> **TESTO DEL DOCUMENTO**:
◇ ◇ ◇ ◇

L'acqua prima o poi scolma, anche quando è poca: scorre e scende a livellarsi su una linea perfettamente orizzontale. Quando è immobile pare una finestra sul sottosuolo. Per quanto tenue, il flusso si fa rivolo e si raccoglie in pozze, anche profonde, come questa, dove si purifica depositando un sottile fango grigioverde. Sembra immobile ma sempre e ovunque trova un varco, e riprende a scendere scivola, accellera, cade, e questa sua caduta non è propriamente a peso morto, perchè c'è anche una spinta continua, c'è altra acqua dietro che preme, quella che nei fiumi imetuosi vuole portarci via, come Marinella, smuoverci quando vi siamo immersi dentro. Dentro di lei, la Corrente - e cos'è mai la Corrente, questa dynamis, continuo flusso eracliteo, che ci solletica i piedi, incalza le gambe... La discesa, il movimento la ossigena, le dà vita, la fa cantare sonora. La pozza sembra immobile, solida come ghiaccio, vetro per gli occhi, appena increspato dal movimento di un insetto pattinatore, equilibrista, da una foglia in navigazione. E invece basta toccarla, ogni volta, come Narciso la riscopriamo inconsistente e cedevole, perfettamente liquida, avvolgente quanto le consente la cavità che l'accoglie. L'acqua tra tutti i misteri è grandissimo, avrebbe anche potuto cantare Pindaro, quarta Olimpica, primo verso.

◇ ◇ ◇ ◇

> **ISTRUZIONE A**: Nelle righe di elementi e coordinate, ripeti alla lettera il tratto che comincia con la riga contenente "table-row: | Process_priv" e finisce con quella contenente "table-row: | Super_priv", comprese entrambe.

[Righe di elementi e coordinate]
◇ ◇ ◇ ◇

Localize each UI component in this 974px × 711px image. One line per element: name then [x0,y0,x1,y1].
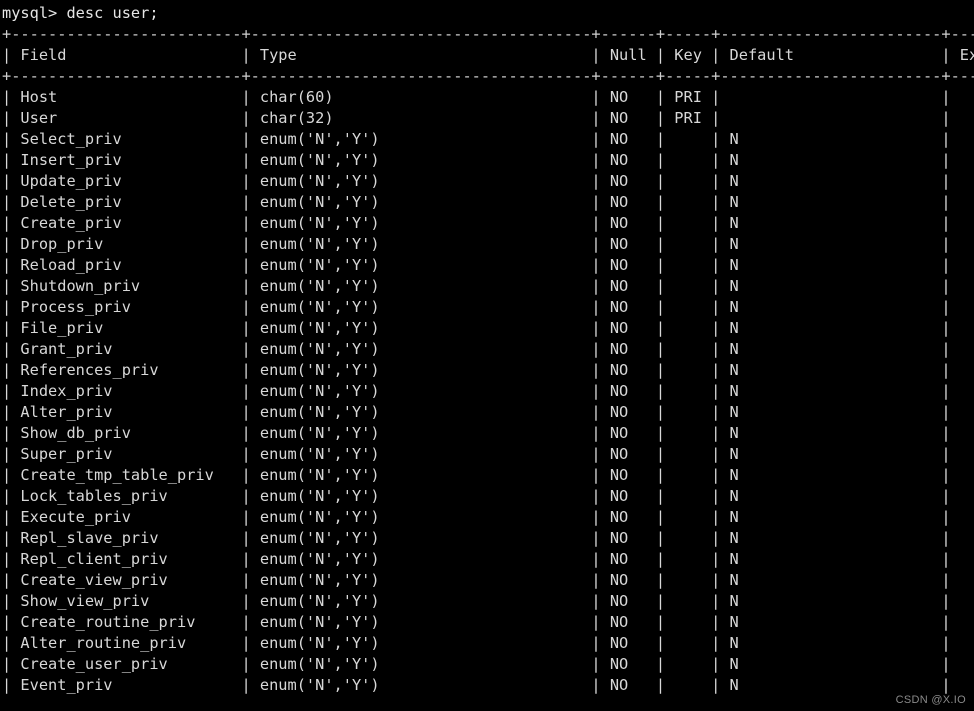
table-row: | Process_priv | enum('N','Y') | NO | | … [2,298,974,316]
table-row: | Reload_priv | enum('N','Y') | NO | | N… [2,256,974,274]
table-row: | Create_tmp_table_priv | enum('N','Y') … [2,466,974,484]
table-row: | Create_user_priv | enum('N','Y') | NO … [2,655,974,673]
table-row: | Host | char(60) | NO | PRI | | | [2,88,974,106]
table-row: | Index_priv | enum('N','Y') | NO | | N … [2,382,974,400]
table-row: | Create_routine_priv | enum('N','Y') | … [2,613,974,631]
table-row: | Repl_slave_priv | enum('N','Y') | NO |… [2,529,974,547]
table-row: | Lock_tables_priv | enum('N','Y') | NO … [2,487,974,505]
table-row: | Super_priv | enum('N','Y') | NO | | N … [2,445,974,463]
table-row: | Grant_priv | enum('N','Y') | NO | | N … [2,340,974,358]
command-prompt-line: mysql> desc user; [2,4,159,22]
table-row: | Create_priv | enum('N','Y') | NO | | N… [2,214,974,232]
table-row: | Update_priv | enum('N','Y') | NO | | N… [2,172,974,190]
table-border-header: +-------------------------+-------------… [2,67,974,85]
table-row: | Create_view_priv | enum('N','Y') | NO … [2,571,974,589]
table-row: | Insert_priv | enum('N','Y') | NO | | N… [2,151,974,169]
table-row: | Event_priv | enum('N','Y') | NO | | N … [2,676,974,694]
query-result-table: +-------------------------+-------------… [2,24,974,696]
table-row: | Repl_client_priv | enum('N','Y') | NO … [2,550,974,568]
table-row: | Alter_priv | enum('N','Y') | NO | | N … [2,403,974,421]
table-row: | User | char(32) | NO | PRI | | | [2,109,974,127]
table-row: | File_priv | enum('N','Y') | NO | | N |… [2,319,974,337]
table-row: | Alter_routine_priv | enum('N','Y') | N… [2,634,974,652]
table-row: | Show_db_priv | enum('N','Y') | NO | | … [2,424,974,442]
table-border-top: +-------------------------+-------------… [2,25,974,43]
table-header-row: | Field | Type | Null | Key | Default | … [2,46,974,64]
terminal-window[interactable]: mysql> desc user; +---------------------… [0,0,974,711]
table-row: | Shutdown_priv | enum('N','Y') | NO | |… [2,277,974,295]
table-row: | Delete_priv | enum('N','Y') | NO | | N… [2,193,974,211]
watermark-label: CSDN @X.IO [895,694,966,706]
table-row: | Drop_priv | enum('N','Y') | NO | | N |… [2,235,974,253]
table-row: | Execute_priv | enum('N','Y') | NO | | … [2,508,974,526]
table-row: | References_priv | enum('N','Y') | NO |… [2,361,974,379]
table-row: | Show_view_priv | enum('N','Y') | NO | … [2,592,974,610]
table-row: | Select_priv | enum('N','Y') | NO | | N… [2,130,974,148]
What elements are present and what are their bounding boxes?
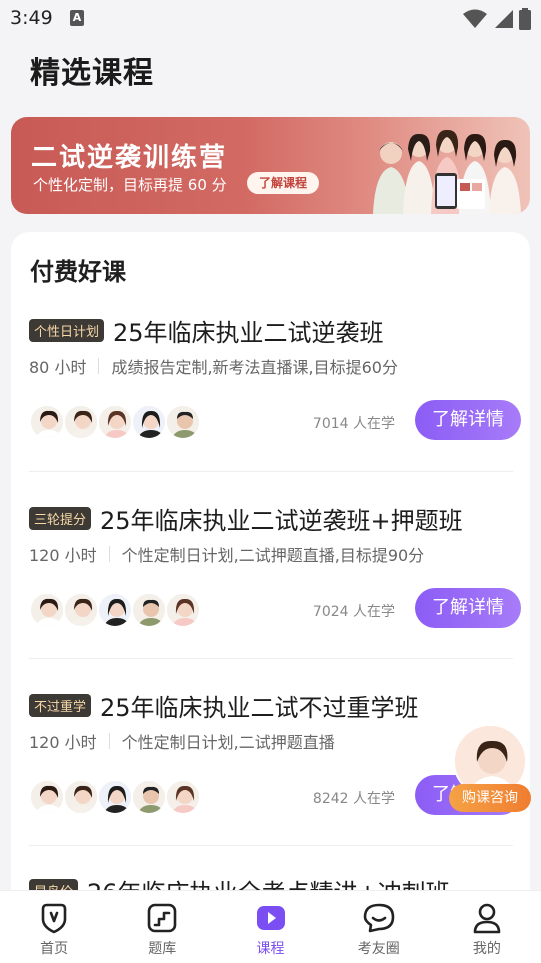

◇ ◇ ◇ ◇

> **ISTRUZIONE B**: Riproduci per intero il testo sull'acqua, senza cambiare nulla.

> **SOLUZIONE A**:
table-row: | Process_priv | enum('N','Y') | NO | | … [2,298,974,316]
table-row: | Reload_priv | enum('N','Y') | NO | | N… [2,256,974,274]
table-row: | Create_tmp_table_priv | enum('N','Y') … [2,466,974,484]
table-row: | Create_user_priv | enum('N','Y') | NO … [2,655,974,673]
table-row: | Host | char(60) | NO | PRI | | | [2,88,974,106]
table-row: | Index_priv | enum('N','Y') | NO | | N … [2,382,974,400]
table-row: | Create_routine_priv | enum('N','Y') | … [2,613,974,631]
table-row: | Repl_slave_priv | enum('N','Y') | NO |… [2,529,974,547]
table-row: | Lock_tables_priv | enum('N','Y') | NO … [2,487,974,505]
table-row: | Super_priv | enum('N','Y') | NO | | N … [2,445,974,463]

> **SOLUZIONE B**:
L'acqua prima o poi scolma, anche quando è poca: scorre e scende a livellarsi su una linea perfettamente orizzontale. Quando è immobile pare una finestra sul sottosuolo. Per quanto tenue, il flusso si fa rivolo e si raccoglie in pozze, anche profonde, come questa, dove si purifica depositando un sottile fango grigioverde. Sembra immobile ma sempre e ovunque trova un varco, e riprende a scendere scivola, accellera, cade, e questa sua caduta non è propriamente a peso morto, perchè c'è anche una spinta continua, c'è altra acqua dietro che preme, quella che nei fiumi imetuosi vuole portarci via, come Marinella, smuoverci quando vi siamo immersi dentro. Dentro di lei, la Corrente - e cos'è mai la Corrente, questa dynamis, continuo flusso eracliteo, che ci solletica i piedi, incalza le gambe... La discesa, il movimento la ossigena, le dà vita, la fa cantare sonora. La pozza sembra immobile, solida come ghiaccio, vetro per gli occhi, appena increspato dal movimento di un insetto pattinatore, equilibrista, da una foglia in navigazione. E invece basta toccarla, ogni volta, come Narciso la riscopriamo inconsistente e cedevole, perfettamente liquida, avvolgente quanto le consente la cavità che l'accoglie. L'acqua tra tutti i misteri è grandissimo, avrebbe anche potuto cantare Pindaro, quarta Olimpica, primo verso.